◆ Input records
-----
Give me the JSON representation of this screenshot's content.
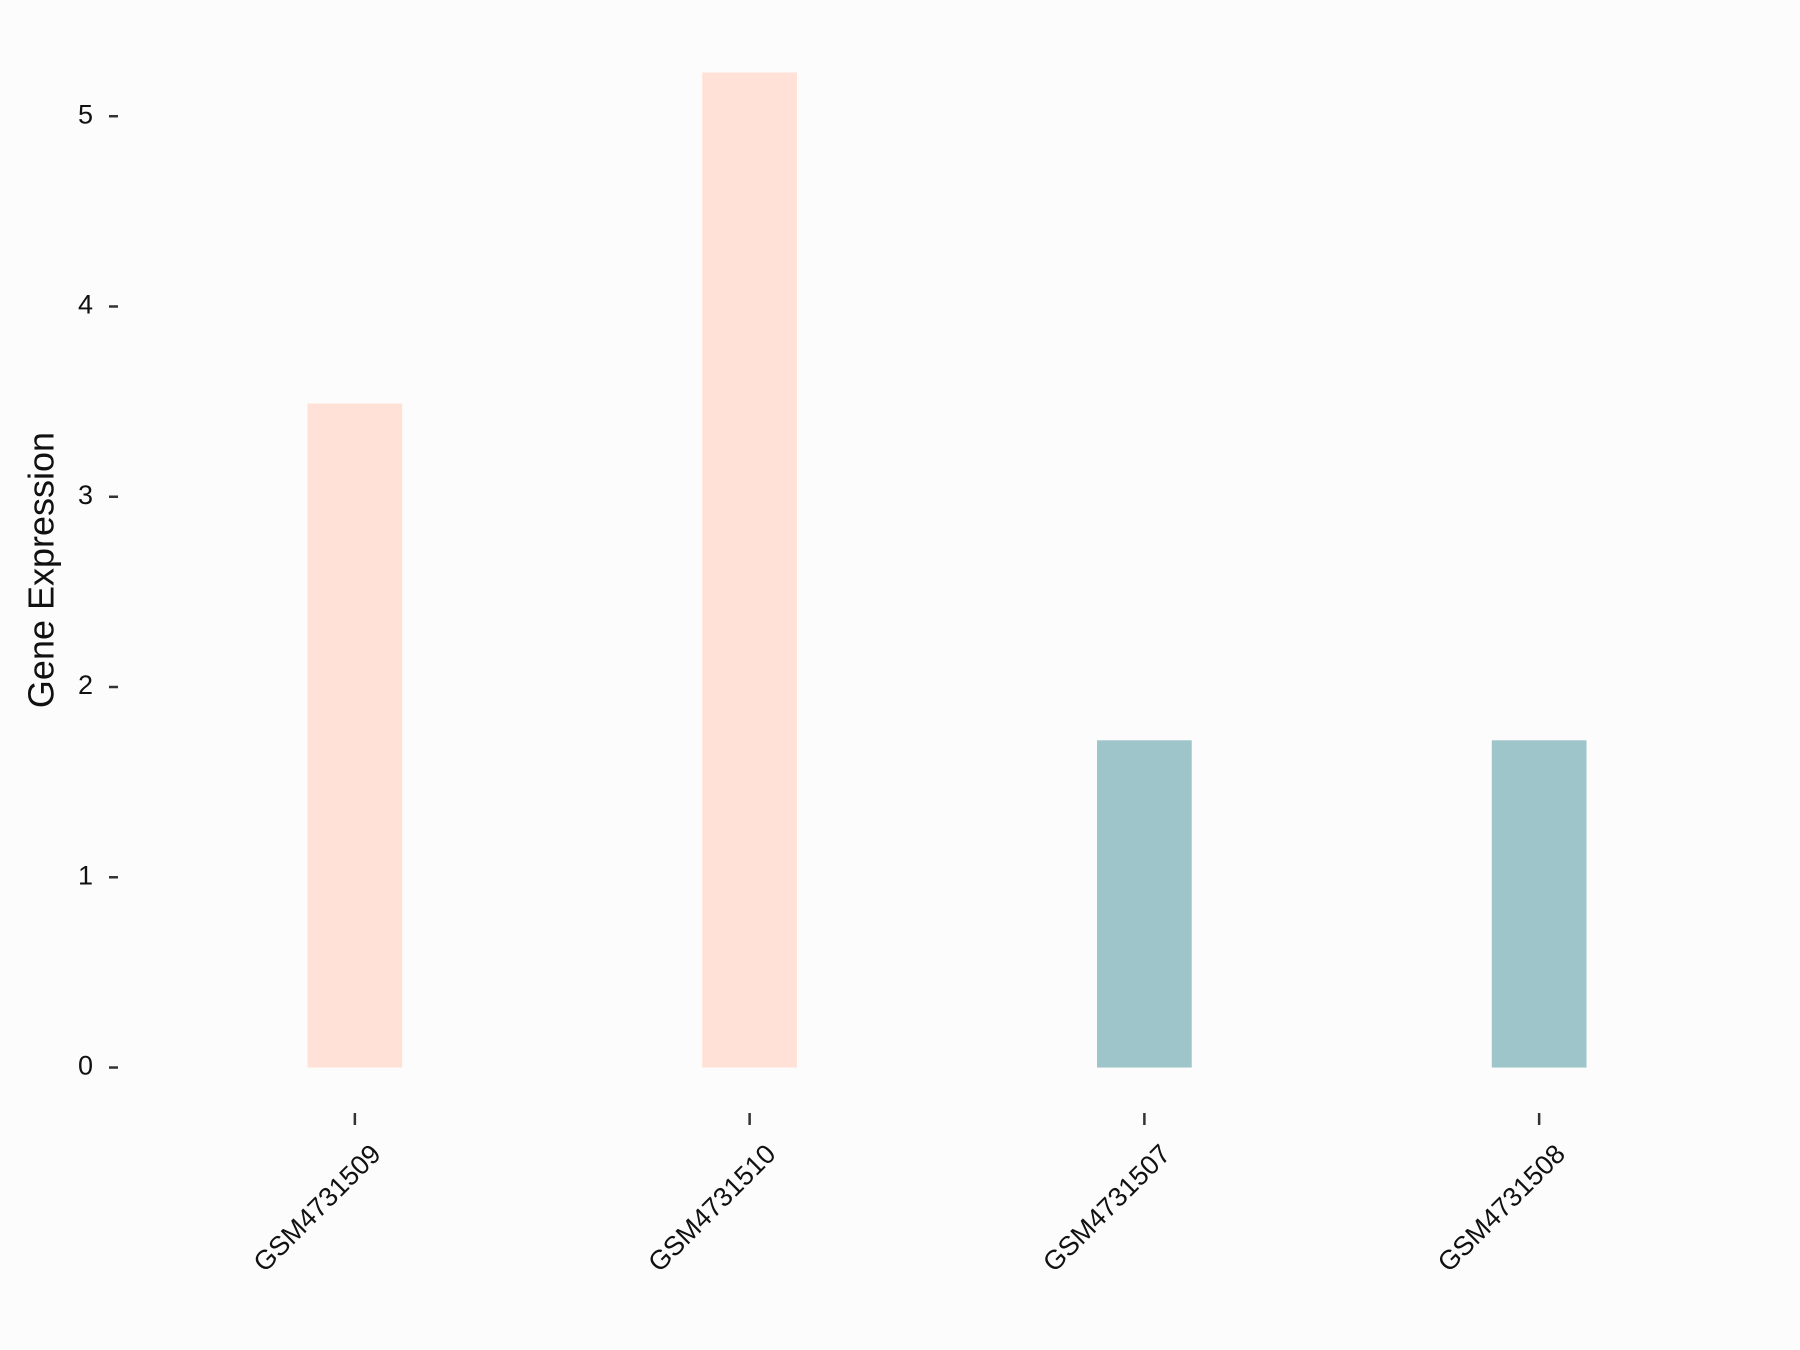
{
  "chart_data": {
    "type": "bar",
    "y_label": "Gene Expression",
    "categories": [
      "GSM4731509",
      "GSM4731510",
      "GSM4731507",
      "GSM4731508"
    ],
    "values": [
      3.49,
      5.23,
      1.72,
      1.72
    ],
    "colors": [
      "#ffe1d7",
      "#ffe1d7",
      "#9ec5c9",
      "#9ec5c9"
    ],
    "ylim": [
      -0.26,
      5.49
    ],
    "yticks": [
      0,
      1,
      2,
      3,
      4,
      5
    ]
  }
}
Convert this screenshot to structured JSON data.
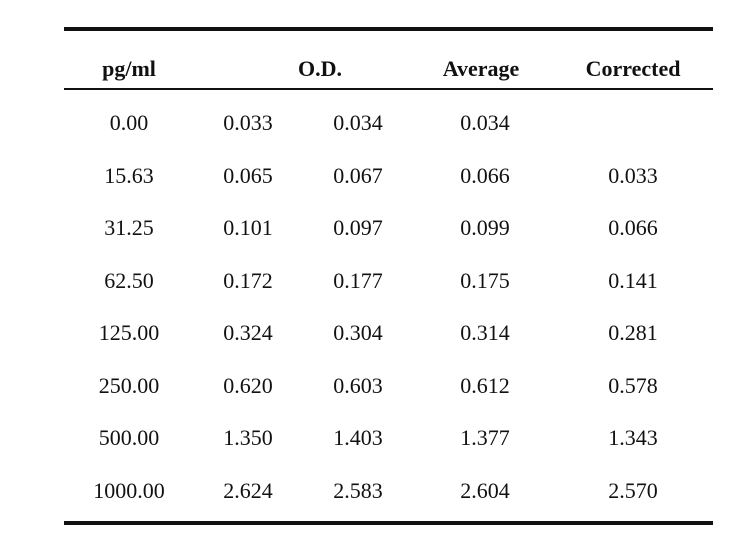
{
  "table": {
    "headers": {
      "concentration": "pg/ml",
      "od": "O.D.",
      "average": "Average",
      "corrected": "Corrected"
    },
    "rows": [
      {
        "conc": "0.00",
        "od1": "0.033",
        "od2": "0.034",
        "avg": "0.034",
        "corr": ""
      },
      {
        "conc": "15.63",
        "od1": "0.065",
        "od2": "0.067",
        "avg": "0.066",
        "corr": "0.033"
      },
      {
        "conc": "31.25",
        "od1": "0.101",
        "od2": "0.097",
        "avg": "0.099",
        "corr": "0.066"
      },
      {
        "conc": "62.50",
        "od1": "0.172",
        "od2": "0.177",
        "avg": "0.175",
        "corr": "0.141"
      },
      {
        "conc": "125.00",
        "od1": "0.324",
        "od2": "0.304",
        "avg": "0.314",
        "corr": "0.281"
      },
      {
        "conc": "250.00",
        "od1": "0.620",
        "od2": "0.603",
        "avg": "0.612",
        "corr": "0.578"
      },
      {
        "conc": "500.00",
        "od1": "1.350",
        "od2": "1.403",
        "avg": "1.377",
        "corr": "1.343"
      },
      {
        "conc": "1000.00",
        "od1": "2.624",
        "od2": "2.583",
        "avg": "2.604",
        "corr": "2.570"
      }
    ]
  }
}
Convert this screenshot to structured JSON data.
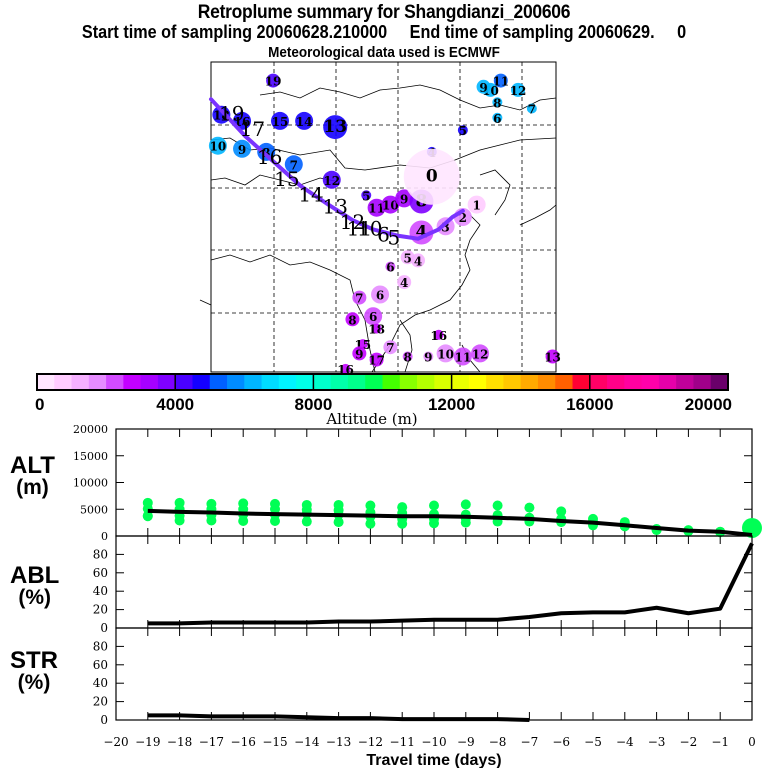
{
  "header": {
    "title": "Retroplume summary for Shangdianzi_200606",
    "subtitle": "Start time of sampling 20060628.210000     End time of sampling 20060629.     0",
    "met_line": "Meteorological data used is ECMWF"
  },
  "chart_data": [
    {
      "type": "scatter",
      "name": "retroplume-map",
      "description": "Map of retroplume cluster centers labeled by days before sampling, colored by altitude",
      "grid": true,
      "colorbar": {
        "label": "Altitude (m)",
        "range": [
          0,
          20000
        ],
        "tick_labels": [
          "0",
          "4000",
          "8000",
          "12000",
          "16000",
          "20000"
        ],
        "colors": [
          "#ffe6ff",
          "#ffccff",
          "#f5b0ff",
          "#e68cff",
          "#d24bff",
          "#c300ff",
          "#a600ff",
          "#7f00ff",
          "#4a00ff",
          "#1400ff",
          "#0060ff",
          "#008cff",
          "#00b6ff",
          "#00dcff",
          "#00f4ff",
          "#00ffe8",
          "#00ffcc",
          "#00ffaa",
          "#00ff8c",
          "#00ff55",
          "#44ff00",
          "#88ff00",
          "#b4ff00",
          "#d8ff00",
          "#eaff00",
          "#ffff00",
          "#ffe000",
          "#ffc800",
          "#ffaa00",
          "#ff8c00",
          "#ff6000",
          "#ff0033",
          "#ff0066",
          "#ff0088",
          "#ff00a0",
          "#ff00aa",
          "#e600aa",
          "#c0009a",
          "#a0008a",
          "#6a006a"
        ]
      },
      "labels": [
        {
          "day": "19",
          "color": "#4a00ff",
          "size": "s",
          "gx": 0.18,
          "gy": 0.06
        },
        {
          "day": "11",
          "color": "#0060ff",
          "size": "s",
          "gx": 0.84,
          "gy": 0.06
        },
        {
          "day": "10",
          "color": "#00b6ff",
          "size": "s",
          "gx": 0.81,
          "gy": 0.09
        },
        {
          "day": "9",
          "color": "#00b6ff",
          "size": "s",
          "gx": 0.79,
          "gy": 0.08
        },
        {
          "day": "12",
          "color": "#00b6ff",
          "size": "s",
          "gx": 0.89,
          "gy": 0.09
        },
        {
          "day": "7",
          "color": "#00b6ff",
          "size": "xs",
          "gx": 0.93,
          "gy": 0.15
        },
        {
          "day": "8",
          "color": "#00b6ff",
          "size": "xs",
          "gx": 0.83,
          "gy": 0.13
        },
        {
          "day": "6",
          "color": "#00b6ff",
          "size": "xs",
          "gx": 0.83,
          "gy": 0.18
        },
        {
          "day": "5",
          "color": "#1400ff",
          "size": "xs",
          "gx": 0.73,
          "gy": 0.22
        },
        {
          "day": "4",
          "color": "#1400ff",
          "size": "xs",
          "gx": 0.64,
          "gy": 0.29
        },
        {
          "day": "18",
          "color": "#1400ff",
          "size": "m",
          "gx": 0.03,
          "gy": 0.17
        },
        {
          "day": "16",
          "color": "#1400ff",
          "size": "m",
          "gx": 0.09,
          "gy": 0.19
        },
        {
          "day": "15",
          "color": "#1400ff",
          "size": "m",
          "gx": 0.2,
          "gy": 0.19
        },
        {
          "day": "14",
          "color": "#1400ff",
          "size": "m",
          "gx": 0.27,
          "gy": 0.19
        },
        {
          "day": "13",
          "color": "#1400ff",
          "size": "l",
          "gx": 0.36,
          "gy": 0.21
        },
        {
          "day": "10",
          "color": "#00b6ff",
          "size": "m",
          "gx": 0.02,
          "gy": 0.27
        },
        {
          "day": "9",
          "color": "#008cff",
          "size": "m",
          "gx": 0.09,
          "gy": 0.28
        },
        {
          "day": "8",
          "color": "#0060ff",
          "size": "m",
          "gx": 0.16,
          "gy": 0.29
        },
        {
          "day": "7",
          "color": "#0060ff",
          "size": "m",
          "gx": 0.24,
          "gy": 0.33
        },
        {
          "day": "12",
          "color": "#4a00ff",
          "size": "m",
          "gx": 0.35,
          "gy": 0.38
        },
        {
          "day": "5",
          "color": "#4a00ff",
          "size": "xs",
          "gx": 0.45,
          "gy": 0.43
        },
        {
          "day": "11",
          "color": "#a600ff",
          "size": "m",
          "gx": 0.48,
          "gy": 0.47
        },
        {
          "day": "10",
          "color": "#a600ff",
          "size": "m",
          "gx": 0.52,
          "gy": 0.46
        },
        {
          "day": "9",
          "color": "#a600ff",
          "size": "m",
          "gx": 0.56,
          "gy": 0.44
        },
        {
          "day": "8",
          "color": "#7f00ff",
          "size": "l",
          "gx": 0.61,
          "gy": 0.45
        },
        {
          "day": "0",
          "color": "#ffe6ff",
          "size": "xl",
          "gx": 0.64,
          "gy": 0.37
        },
        {
          "day": "1",
          "color": "#ffccff",
          "size": "m",
          "gx": 0.77,
          "gy": 0.46
        },
        {
          "day": "2",
          "color": "#e68cff",
          "size": "m",
          "gx": 0.73,
          "gy": 0.5
        },
        {
          "day": "3",
          "color": "#e68cff",
          "size": "m",
          "gx": 0.68,
          "gy": 0.53
        },
        {
          "day": "4",
          "color": "#d24bff",
          "size": "l",
          "gx": 0.61,
          "gy": 0.55
        },
        {
          "day": "5",
          "color": "#f5b0ff",
          "size": "s",
          "gx": 0.57,
          "gy": 0.63
        },
        {
          "day": "4",
          "color": "#f5b0ff",
          "size": "s",
          "gx": 0.6,
          "gy": 0.64
        },
        {
          "day": "6",
          "color": "#d24bff",
          "size": "xs",
          "gx": 0.52,
          "gy": 0.66
        },
        {
          "day": "4",
          "color": "#f5b0ff",
          "size": "s",
          "gx": 0.56,
          "gy": 0.71
        },
        {
          "day": "7",
          "color": "#d24bff",
          "size": "s",
          "gx": 0.43,
          "gy": 0.76
        },
        {
          "day": "6",
          "color": "#e68cff",
          "size": "m",
          "gx": 0.49,
          "gy": 0.75
        },
        {
          "day": "6",
          "color": "#d24bff",
          "size": "m",
          "gx": 0.47,
          "gy": 0.82
        },
        {
          "day": "8",
          "color": "#c300ff",
          "size": "s",
          "gx": 0.41,
          "gy": 0.83
        },
        {
          "day": "18",
          "color": "#c300ff",
          "size": "xs",
          "gx": 0.48,
          "gy": 0.86
        },
        {
          "day": "15",
          "color": "#c300ff",
          "size": "xs",
          "gx": 0.44,
          "gy": 0.91
        },
        {
          "day": "9",
          "color": "#c300ff",
          "size": "s",
          "gx": 0.43,
          "gy": 0.94
        },
        {
          "day": "17",
          "color": "#c300ff",
          "size": "s",
          "gx": 0.48,
          "gy": 0.96
        },
        {
          "day": "7",
          "color": "#e68cff",
          "size": "s",
          "gx": 0.52,
          "gy": 0.92
        },
        {
          "day": "16",
          "color": "#c300ff",
          "size": "xs",
          "gx": 0.39,
          "gy": 0.99
        },
        {
          "day": "16",
          "color": "#c300ff",
          "size": "xs",
          "gx": 0.66,
          "gy": 0.88
        },
        {
          "day": "8",
          "color": "#d24bff",
          "size": "xs",
          "gx": 0.57,
          "gy": 0.95
        },
        {
          "day": "9",
          "color": "#e68cff",
          "size": "xs",
          "gx": 0.63,
          "gy": 0.95
        },
        {
          "day": "10",
          "color": "#e68cff",
          "size": "m",
          "gx": 0.68,
          "gy": 0.94
        },
        {
          "day": "11",
          "color": "#d24bff",
          "size": "m",
          "gx": 0.73,
          "gy": 0.95
        },
        {
          "day": "12",
          "color": "#d24bff",
          "size": "m",
          "gx": 0.78,
          "gy": 0.94
        },
        {
          "day": "13",
          "color": "#c300ff",
          "size": "s",
          "gx": 0.99,
          "gy": 0.95
        }
      ],
      "mean_track_labels": [
        {
          "day": "19",
          "gx": 0.06,
          "gy": 0.17
        },
        {
          "day": "17",
          "gx": 0.12,
          "gy": 0.22
        },
        {
          "day": "16",
          "gx": 0.17,
          "gy": 0.31
        },
        {
          "day": "15",
          "gx": 0.22,
          "gy": 0.38
        },
        {
          "day": "14",
          "gx": 0.29,
          "gy": 0.43
        },
        {
          "day": "13",
          "gx": 0.36,
          "gy": 0.47
        },
        {
          "day": "12",
          "gx": 0.41,
          "gy": 0.52
        },
        {
          "day": "11",
          "gx": 0.43,
          "gy": 0.54
        },
        {
          "day": "10",
          "gx": 0.46,
          "gy": 0.54
        },
        {
          "day": "6",
          "gx": 0.5,
          "gy": 0.56
        },
        {
          "day": "5",
          "gx": 0.53,
          "gy": 0.57
        }
      ]
    },
    {
      "type": "line",
      "name": "altitude-panel",
      "ylabel": "ALT (m)",
      "ylim": [
        0,
        20000
      ],
      "yticks": [
        "0",
        "5000",
        "10000",
        "15000",
        "20000"
      ],
      "x": [
        -19,
        -18,
        -17,
        -16,
        -15,
        -14,
        -13,
        -12,
        -11,
        -10,
        -9,
        -8,
        -7,
        -6,
        -5,
        -4,
        -3,
        -2,
        -1,
        0
      ],
      "series": [
        {
          "name": "mean altitude",
          "values": [
            4700,
            4500,
            4400,
            4200,
            4100,
            4000,
            3900,
            3800,
            3700,
            3700,
            3600,
            3400,
            3200,
            2800,
            2500,
            2000,
            1500,
            1000,
            800,
            200
          ]
        }
      ],
      "cluster_points": [
        {
          "x": -19,
          "values": [
            6200,
            5100,
            3800,
            3700
          ]
        },
        {
          "x": -18,
          "values": [
            6200,
            5000,
            3800,
            2900
          ]
        },
        {
          "x": -17,
          "values": [
            6000,
            5000,
            3900,
            2900
          ]
        },
        {
          "x": -16,
          "values": [
            6100,
            5000,
            4000,
            2800
          ]
        },
        {
          "x": -15,
          "values": [
            6000,
            5000,
            4000,
            2800
          ]
        },
        {
          "x": -14,
          "values": [
            5800,
            4900,
            4200,
            2700
          ]
        },
        {
          "x": -13,
          "values": [
            5800,
            4800,
            4000,
            2600
          ]
        },
        {
          "x": -12,
          "values": [
            5700,
            4400,
            3600,
            2300
          ]
        },
        {
          "x": -11,
          "values": [
            5400,
            4300,
            3200,
            2300
          ]
        },
        {
          "x": -10,
          "values": [
            5700,
            4100,
            3200,
            2400
          ]
        },
        {
          "x": -9,
          "values": [
            5900,
            4000,
            3300,
            2500
          ]
        },
        {
          "x": -8,
          "values": [
            5700,
            3900,
            3400,
            2700
          ]
        },
        {
          "x": -7,
          "values": [
            5300,
            3400,
            2700
          ]
        },
        {
          "x": -6,
          "values": [
            4600,
            3200,
            2600
          ]
        },
        {
          "x": -5,
          "values": [
            3200,
            2700,
            2000
          ]
        },
        {
          "x": -4,
          "values": [
            2600,
            2200,
            1800
          ]
        },
        {
          "x": -3,
          "values": [
            1300,
            1100
          ]
        },
        {
          "x": -2,
          "values": [
            1100,
            900
          ]
        },
        {
          "x": -1,
          "values": [
            800,
            700
          ]
        },
        {
          "x": 0,
          "values": [
            1500
          ]
        }
      ],
      "point_color": "#00ff55"
    },
    {
      "type": "line",
      "name": "abl-panel",
      "ylabel": "ABL (%)",
      "ylim": [
        0,
        100
      ],
      "yticks": [
        "0",
        "20",
        "40",
        "60",
        "80"
      ],
      "x": [
        -19,
        -18,
        -17,
        -16,
        -15,
        -14,
        -13,
        -12,
        -11,
        -10,
        -9,
        -8,
        -7,
        -6,
        -5,
        -4,
        -3,
        -2,
        -1,
        0
      ],
      "series": [
        {
          "name": "ABL fraction",
          "values": [
            5,
            5,
            6,
            6,
            6,
            6,
            7,
            7,
            8,
            9,
            9,
            9,
            12,
            16,
            17,
            17,
            22,
            16,
            21,
            92
          ]
        }
      ]
    },
    {
      "type": "line",
      "name": "str-panel",
      "ylabel": "STR (%)",
      "ylim": [
        0,
        100
      ],
      "yticks": [
        "0",
        "20",
        "40",
        "60",
        "80"
      ],
      "xlabel": "Travel time (days)",
      "xlim": [
        -20,
        0
      ],
      "xticks": [
        "-20",
        "-19",
        "-18",
        "-17",
        "-16",
        "-15",
        "-14",
        "-13",
        "-12",
        "-11",
        "-10",
        "-9",
        "-8",
        "-7",
        "-6",
        "-5",
        "-4",
        "-3",
        "-2",
        "-1",
        "0"
      ],
      "x": [
        -19,
        -18,
        -17,
        -16,
        -15,
        -14,
        -13,
        -12,
        -11,
        -10,
        -9,
        -8,
        -7
      ],
      "series": [
        {
          "name": "STR fraction",
          "values": [
            5,
            5,
            4,
            4,
            4,
            3,
            2,
            2,
            1,
            1,
            1,
            1,
            0
          ]
        }
      ]
    }
  ],
  "panels": {
    "alt_label_1": "ALT",
    "alt_label_2": "(m)",
    "abl_label_1": "ABL",
    "abl_label_2": "(%)",
    "str_label_1": "STR",
    "str_label_2": "(%)",
    "xlabel": "Travel time (days)",
    "colorbar_label": "Altitude (m)"
  },
  "colors": {
    "track": "#7a33ff",
    "alt_points": "#00ff55"
  }
}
-----
◆ Goal of the exercise
Go through the records above and copy every line with the word "time".

◆ Answer to the exercise
    "subtitle": "Start time of sampling 20060628.210000     End time of sampling 20060629.     0",
      "xlabel": "Travel time (days)",
    "xlabel": "Travel time (days)",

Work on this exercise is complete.